• REQUEST
Leave out the pictures and copy the remaining records exactly.

• INPUT
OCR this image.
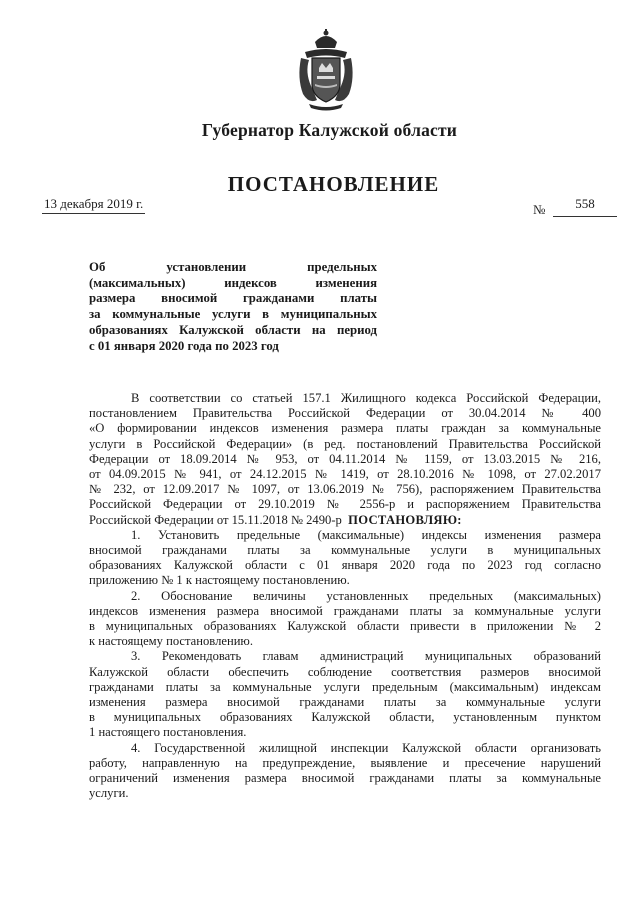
Губернатор Калужской области
ПОСТАНОВЛЕНИЕ
13 декабря 2019 г.	№	558
Об установлении предельных
(максимальных) индексов изменения
размера вносимой гражданами платы
за коммунальные услуги в муниципальных
образованиях Калужской области на период
с 01 января 2020 года по 2023 год
В соответствии со статьей 157.1 Жилищного кодекса Российской Федерации,
постановлением Правительства Российской Федерации от 30.04.2014 № 400
«О формировании индексов изменения размера платы граждан за коммунальные
услуги в Российской Федерации» (в ред. постановлений Правительства Российской
Федерации от 18.09.2014 № 953, от 04.11.2014 № 1159, от 13.03.2015 № 216,
от 04.09.2015 № 941, от 24.12.2015 № 1419, от 28.10.2016 № 1098, от 27.02.2017
№ 232, от 12.09.2017 № 1097, от 13.06.2019 № 756), распоряжением Правительства
Российской Федерации от 29.10.2019 № 2556-р и распоряжением Правительства
Российской Федерации от 15.11.2018 № 2490-р ПОСТАНОВЛЯЮ:
1. Установить предельные (максимальные) индексы изменения размера
вносимой гражданами платы за коммунальные услуги в муниципальных
образованиях Калужской области с 01 января 2020 года по 2023 год согласно
приложению № 1 к настоящему постановлению.
2. Обоснование величины установленных предельных (максимальных)
индексов изменения размера вносимой гражданами платы за коммунальные услуги
в муниципальных образованиях Калужской области привести в приложении № 2
к настоящему постановлению.
3. Рекомендовать главам администраций муниципальных образований
Калужской области обеспечить соблюдение соответствия размеров вносимой
гражданами платы за коммунальные услуги предельным (максимальным) индексам
изменения размера вносимой гражданами платы за коммунальные услуги
в муниципальных образованиях Калужской области, установленным пунктом
1 настоящего постановления.
4. Государственной жилищной инспекции Калужской области организовать
работу, направленную на предупреждение, выявление и пресечение нарушений
ограничений изменения размера вносимой гражданами платы за коммунальные
услуги.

• COMPLETE OUTPUT
OCR this image.
Губернатор Калужской области
ПОСТАНОВЛЕНИЕ
13 декабря 2019 г.	№	558
Об установлении предельных
(максимальных) индексов изменения
размера вносимой гражданами платы
за коммунальные услуги в муниципальных
образованиях Калужской области на период
с 01 января 2020 года по 2023 год
В соответствии со статьей 157.1 Жилищного кодекса Российской Федерации,
постановлением Правительства Российской Федерации от 30.04.2014 № 400
«О формировании индексов изменения размера платы граждан за коммунальные
услуги в Российской Федерации» (в ред. постановлений Правительства Российской
Федерации от 18.09.2014 № 953, от 04.11.2014 № 1159, от 13.03.2015 № 216,
от 04.09.2015 № 941, от 24.12.2015 № 1419, от 28.10.2016 № 1098, от 27.02.2017
№ 232, от 12.09.2017 № 1097, от 13.06.2019 № 756), распоряжением Правительства
Российской Федерации от 29.10.2019 № 2556-р и распоряжением Правительства
Российской Федерации от 15.11.2018 № 2490-р ПОСТАНОВЛЯЮ:
1. Установить предельные (максимальные) индексы изменения размера
вносимой гражданами платы за коммунальные услуги в муниципальных
образованиях Калужской области с 01 января 2020 года по 2023 год согласно
приложению № 1 к настоящему постановлению.
2. Обоснование величины установленных предельных (максимальных)
индексов изменения размера вносимой гражданами платы за коммунальные услуги
в муниципальных образованиях Калужской области привести в приложении № 2
к настоящему постановлению.
3. Рекомендовать главам администраций муниципальных образований
Калужской области обеспечить соблюдение соответствия размеров вносимой
гражданами платы за коммунальные услуги предельным (максимальным) индексам
изменения размера вносимой гражданами платы за коммунальные услуги
в муниципальных образованиях Калужской области, установленным пунктом
1 настоящего постановления.
4. Государственной жилищной инспекции Калужской области организовать
работу, направленную на предупреждение, выявление и пресечение нарушений
ограничений изменения размера вносимой гражданами платы за коммунальные
услуги.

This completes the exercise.